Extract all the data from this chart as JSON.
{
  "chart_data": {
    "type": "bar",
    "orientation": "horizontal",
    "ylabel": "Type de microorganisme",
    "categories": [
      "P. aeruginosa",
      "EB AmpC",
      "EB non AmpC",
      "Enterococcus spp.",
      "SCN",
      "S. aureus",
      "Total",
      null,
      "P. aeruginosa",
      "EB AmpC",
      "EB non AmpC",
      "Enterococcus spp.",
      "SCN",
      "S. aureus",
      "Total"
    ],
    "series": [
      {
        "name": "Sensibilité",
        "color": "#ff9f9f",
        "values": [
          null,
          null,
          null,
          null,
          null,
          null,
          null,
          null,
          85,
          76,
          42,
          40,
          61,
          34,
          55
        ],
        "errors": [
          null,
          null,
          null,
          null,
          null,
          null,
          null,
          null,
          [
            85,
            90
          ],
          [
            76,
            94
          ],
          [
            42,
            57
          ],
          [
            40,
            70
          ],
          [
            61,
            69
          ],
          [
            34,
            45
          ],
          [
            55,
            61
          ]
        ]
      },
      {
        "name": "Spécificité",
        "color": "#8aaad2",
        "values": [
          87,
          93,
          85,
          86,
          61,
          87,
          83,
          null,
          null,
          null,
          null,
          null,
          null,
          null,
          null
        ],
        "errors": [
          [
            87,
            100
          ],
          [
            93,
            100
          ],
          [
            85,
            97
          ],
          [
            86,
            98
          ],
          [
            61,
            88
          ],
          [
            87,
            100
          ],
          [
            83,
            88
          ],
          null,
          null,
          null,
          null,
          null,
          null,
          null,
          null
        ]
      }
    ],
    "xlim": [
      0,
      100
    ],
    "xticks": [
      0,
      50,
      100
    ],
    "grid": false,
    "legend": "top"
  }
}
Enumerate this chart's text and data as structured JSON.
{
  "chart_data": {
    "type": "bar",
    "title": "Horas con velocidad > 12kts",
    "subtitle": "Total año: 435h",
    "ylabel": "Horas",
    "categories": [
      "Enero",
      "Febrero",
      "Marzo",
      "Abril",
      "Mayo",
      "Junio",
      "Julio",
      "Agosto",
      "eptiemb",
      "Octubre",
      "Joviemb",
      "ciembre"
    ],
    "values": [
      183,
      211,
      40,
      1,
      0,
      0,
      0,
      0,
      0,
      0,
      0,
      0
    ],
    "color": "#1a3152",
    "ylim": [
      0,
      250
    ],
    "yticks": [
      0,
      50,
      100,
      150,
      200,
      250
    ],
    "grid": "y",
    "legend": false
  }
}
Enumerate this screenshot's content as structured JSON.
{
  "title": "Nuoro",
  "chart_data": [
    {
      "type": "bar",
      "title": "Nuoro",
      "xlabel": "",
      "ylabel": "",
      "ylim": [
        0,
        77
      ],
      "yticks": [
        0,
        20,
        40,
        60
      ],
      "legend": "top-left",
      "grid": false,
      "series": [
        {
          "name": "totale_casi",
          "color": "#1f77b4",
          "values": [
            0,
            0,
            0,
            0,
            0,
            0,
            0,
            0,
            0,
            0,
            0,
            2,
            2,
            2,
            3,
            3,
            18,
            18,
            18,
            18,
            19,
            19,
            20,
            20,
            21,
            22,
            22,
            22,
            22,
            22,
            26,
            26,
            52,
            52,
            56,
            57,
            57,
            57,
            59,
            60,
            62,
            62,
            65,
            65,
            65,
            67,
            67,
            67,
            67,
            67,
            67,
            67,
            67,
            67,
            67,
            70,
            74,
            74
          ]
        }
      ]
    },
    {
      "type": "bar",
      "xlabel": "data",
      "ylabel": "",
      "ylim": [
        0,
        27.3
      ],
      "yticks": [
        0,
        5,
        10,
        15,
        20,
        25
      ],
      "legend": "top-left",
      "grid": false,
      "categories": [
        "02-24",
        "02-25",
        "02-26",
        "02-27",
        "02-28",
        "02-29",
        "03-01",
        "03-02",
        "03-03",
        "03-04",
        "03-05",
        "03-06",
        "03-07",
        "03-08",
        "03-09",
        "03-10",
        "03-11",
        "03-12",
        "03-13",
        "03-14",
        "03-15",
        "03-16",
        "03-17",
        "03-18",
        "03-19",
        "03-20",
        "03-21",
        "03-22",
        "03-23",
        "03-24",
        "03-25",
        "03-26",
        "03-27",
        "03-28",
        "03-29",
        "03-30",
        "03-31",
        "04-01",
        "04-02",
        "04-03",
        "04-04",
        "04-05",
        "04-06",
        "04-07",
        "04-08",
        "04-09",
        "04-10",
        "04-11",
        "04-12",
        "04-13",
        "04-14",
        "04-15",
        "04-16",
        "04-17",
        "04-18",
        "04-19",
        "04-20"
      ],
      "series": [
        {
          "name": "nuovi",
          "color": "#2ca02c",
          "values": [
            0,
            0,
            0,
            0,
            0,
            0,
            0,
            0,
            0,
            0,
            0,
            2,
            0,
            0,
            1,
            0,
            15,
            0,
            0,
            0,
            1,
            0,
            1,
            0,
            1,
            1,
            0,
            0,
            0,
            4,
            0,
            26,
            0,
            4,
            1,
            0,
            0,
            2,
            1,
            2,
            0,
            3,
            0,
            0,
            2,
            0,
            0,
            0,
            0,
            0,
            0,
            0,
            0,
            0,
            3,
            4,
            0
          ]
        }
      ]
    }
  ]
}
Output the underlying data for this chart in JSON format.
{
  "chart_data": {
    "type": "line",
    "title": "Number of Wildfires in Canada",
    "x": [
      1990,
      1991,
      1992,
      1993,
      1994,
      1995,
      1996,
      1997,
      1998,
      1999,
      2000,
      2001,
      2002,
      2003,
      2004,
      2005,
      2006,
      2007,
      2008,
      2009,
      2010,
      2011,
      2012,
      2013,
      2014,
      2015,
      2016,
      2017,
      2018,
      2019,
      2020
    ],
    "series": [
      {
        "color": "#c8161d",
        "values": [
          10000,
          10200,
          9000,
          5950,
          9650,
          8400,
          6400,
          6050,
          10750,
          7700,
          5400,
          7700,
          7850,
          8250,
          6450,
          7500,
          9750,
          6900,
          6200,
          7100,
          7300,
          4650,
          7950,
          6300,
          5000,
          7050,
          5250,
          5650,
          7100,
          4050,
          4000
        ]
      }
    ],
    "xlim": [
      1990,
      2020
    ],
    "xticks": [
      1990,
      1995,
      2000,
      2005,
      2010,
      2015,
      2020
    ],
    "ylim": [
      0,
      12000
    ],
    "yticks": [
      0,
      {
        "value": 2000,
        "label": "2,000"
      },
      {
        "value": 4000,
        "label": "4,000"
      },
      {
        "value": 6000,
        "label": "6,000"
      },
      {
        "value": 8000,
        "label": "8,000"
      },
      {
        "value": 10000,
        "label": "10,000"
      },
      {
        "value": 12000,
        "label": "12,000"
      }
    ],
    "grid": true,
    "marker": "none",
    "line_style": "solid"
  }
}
^^^^
What needs to be done :: Working from the material above, retype it in its entirety without change.

Solution for this exercise ::
Extract all the data from this chart as JSON.
{
  "chart_data": {
    "type": "bar",
    "orientation": "horizontal",
    "ylabel": "Type de microorganisme",
    "categories": [
      "P. aeruginosa",
      "EB AmpC",
      "EB non AmpC",
      "Enterococcus spp.",
      "SCN",
      "S. aureus",
      "Total",
      null,
      "P. aeruginosa",
      "EB AmpC",
      "EB non AmpC",
      "Enterococcus spp.",
      "SCN",
      "S. aureus",
      "Total"
    ],
    "series": [
      {
        "name": "Sensibilité",
        "color": "#ff9f9f",
        "values": [
          null,
          null,
          null,
          null,
          null,
          null,
          null,
          null,
          85,
          76,
          42,
          40,
          61,
          34,
          55
        ],
        "errors": [
          null,
          null,
          null,
          null,
          null,
          null,
          null,
          null,
          [
            85,
            90
          ],
          [
            76,
            94
          ],
          [
            42,
            57
          ],
          [
            40,
            70
          ],
          [
            61,
            69
          ],
          [
            34,
            45
          ],
          [
            55,
            61
          ]
        ]
      },
      {
        "name": "Spécificité",
        "color": "#8aaad2",
        "values": [
          87,
          93,
          85,
          86,
          61,
          87,
          83,
          null,
          null,
          null,
          null,
          null,
          null,
          null,
          null
        ],
        "errors": [
          [
            87,
            100
          ],
          [
            93,
            100
          ],
          [
            85,
            97
          ],
          [
            86,
            98
          ],
          [
            61,
            88
          ],
          [
            87,
            100
          ],
          [
            83,
            88
          ],
          null,
          null,
          null,
          null,
          null,
          null,
          null,
          null
        ]
      }
    ],
    "xlim": [
      0,
      100
    ],
    "xticks": [
      0,
      50,
      100
    ],
    "grid": false,
    "legend": "top"
  }
}
Enumerate this chart's text and data as structured JSON.
{
  "chart_data": {
    "type": "bar",
    "title": "Horas con velocidad > 12kts",
    "subtitle": "Total año: 435h",
    "ylabel": "Horas",
    "categories": [
      "Enero",
      "Febrero",
      "Marzo",
      "Abril",
      "Mayo",
      "Junio",
      "Julio",
      "Agosto",
      "eptiemb",
      "Octubre",
      "Joviemb",
      "ciembre"
    ],
    "values": [
      183,
      211,
      40,
      1,
      0,
      0,
      0,
      0,
      0,
      0,
      0,
      0
    ],
    "color": "#1a3152",
    "ylim": [
      0,
      250
    ],
    "yticks": [
      0,
      50,
      100,
      150,
      200,
      250
    ],
    "grid": "y",
    "legend": false
  }
}
Enumerate this screenshot's content as structured JSON.
{
  "title": "Nuoro",
  "chart_data": [
    {
      "type": "bar",
      "title": "Nuoro",
      "xlabel": "",
      "ylabel": "",
      "ylim": [
        0,
        77
      ],
      "yticks": [
        0,
        20,
        40,
        60
      ],
      "legend": "top-left",
      "grid": false,
      "series": [
        {
          "name": "totale_casi",
          "color": "#1f77b4",
          "values": [
            0,
            0,
            0,
            0,
            0,
            0,
            0,
            0,
            0,
            0,
            0,
            2,
            2,
            2,
            3,
            3,
            18,
            18,
            18,
            18,
            19,
            19,
            20,
            20,
            21,
            22,
            22,
            22,
            22,
            22,
            26,
            26,
            52,
            52,
            56,
            57,
            57,
            57,
            59,
            60,
            62,
            62,
            65,
            65,
            65,
            67,
            67,
            67,
            67,
            67,
            67,
            67,
            67,
            67,
            67,
            70,
            74,
            74
          ]
        }
      ]
    },
    {
      "type": "bar",
      "xlabel": "data",
      "ylabel": "",
      "ylim": [
        0,
        27.3
      ],
      "yticks": [
        0,
        5,
        10,
        15,
        20,
        25
      ],
      "legend": "top-left",
      "grid": false,
      "categories": [
        "02-24",
        "02-25",
        "02-26",
        "02-27",
        "02-28",
        "02-29",
        "03-01",
        "03-02",
        "03-03",
        "03-04",
        "03-05",
        "03-06",
        "03-07",
        "03-08",
        "03-09",
        "03-10",
        "03-11",
        "03-12",
        "03-13",
        "03-14",
        "03-15",
        "03-16",
        "03-17",
        "03-18",
        "03-19",
        "03-20",
        "03-21",
        "03-22",
        "03-23",
        "03-24",
        "03-25",
        "03-26",
        "03-27",
        "03-28",
        "03-29",
        "03-30",
        "03-31",
        "04-01",
        "04-02",
        "04-03",
        "04-04",
        "04-05",
        "04-06",
        "04-07",
        "04-08",
        "04-09",
        "04-10",
        "04-11",
        "04-12",
        "04-13",
        "04-14",
        "04-15",
        "04-16",
        "04-17",
        "04-18",
        "04-19",
        "04-20"
      ],
      "series": [
        {
          "name": "nuovi",
          "color": "#2ca02c",
          "values": [
            0,
            0,
            0,
            0,
            0,
            0,
            0,
            0,
            0,
            0,
            0,
            2,
            0,
            0,
            1,
            0,
            15,
            0,
            0,
            0,
            1,
            0,
            1,
            0,
            1,
            1,
            0,
            0,
            0,
            4,
            0,
            26,
            0,
            4,
            1,
            0,
            0,
            2,
            1,
            2,
            0,
            3,
            0,
            0,
            2,
            0,
            0,
            0,
            0,
            0,
            0,
            0,
            0,
            0,
            3,
            4,
            0
          ]
        }
      ]
    }
  ]
}
Output the underlying data for this chart in JSON format.
{
  "chart_data": {
    "type": "line",
    "title": "Number of Wildfires in Canada",
    "x": [
      1990,
      1991,
      1992,
      1993,
      1994,
      1995,
      1996,
      1997,
      1998,
      1999,
      2000,
      2001,
      2002,
      2003,
      2004,
      2005,
      2006,
      2007,
      2008,
      2009,
      2010,
      2011,
      2012,
      2013,
      2014,
      2015,
      2016,
      2017,
      2018,
      2019,
      2020
    ],
    "series": [
      {
        "color": "#c8161d",
        "values": [
          10000,
          10200,
          9000,
          5950,
          9650,
          8400,
          6400,
          6050,
          10750,
          7700,
          5400,
          7700,
          7850,
          8250,
          6450,
          7500,
          9750,
          6900,
          6200,
          7100,
          7300,
          4650,
          7950,
          6300,
          5000,
          7050,
          5250,
          5650,
          7100,
          4050,
          4000
        ]
      }
    ],
    "xlim": [
      1990,
      2020
    ],
    "xticks": [
      1990,
      1995,
      2000,
      2005,
      2010,
      2015,
      2020
    ],
    "ylim": [
      0,
      12000
    ],
    "yticks": [
      0,
      {
        "value": 2000,
        "label": "2,000"
      },
      {
        "value": 4000,
        "label": "4,000"
      },
      {
        "value": 6000,
        "label": "6,000"
      },
      {
        "value": 8000,
        "label": "8,000"
      },
      {
        "value": 10000,
        "label": "10,000"
      },
      {
        "value": 12000,
        "label": "12,000"
      }
    ],
    "grid": true,
    "marker": "none",
    "line_style": "solid"
  }
}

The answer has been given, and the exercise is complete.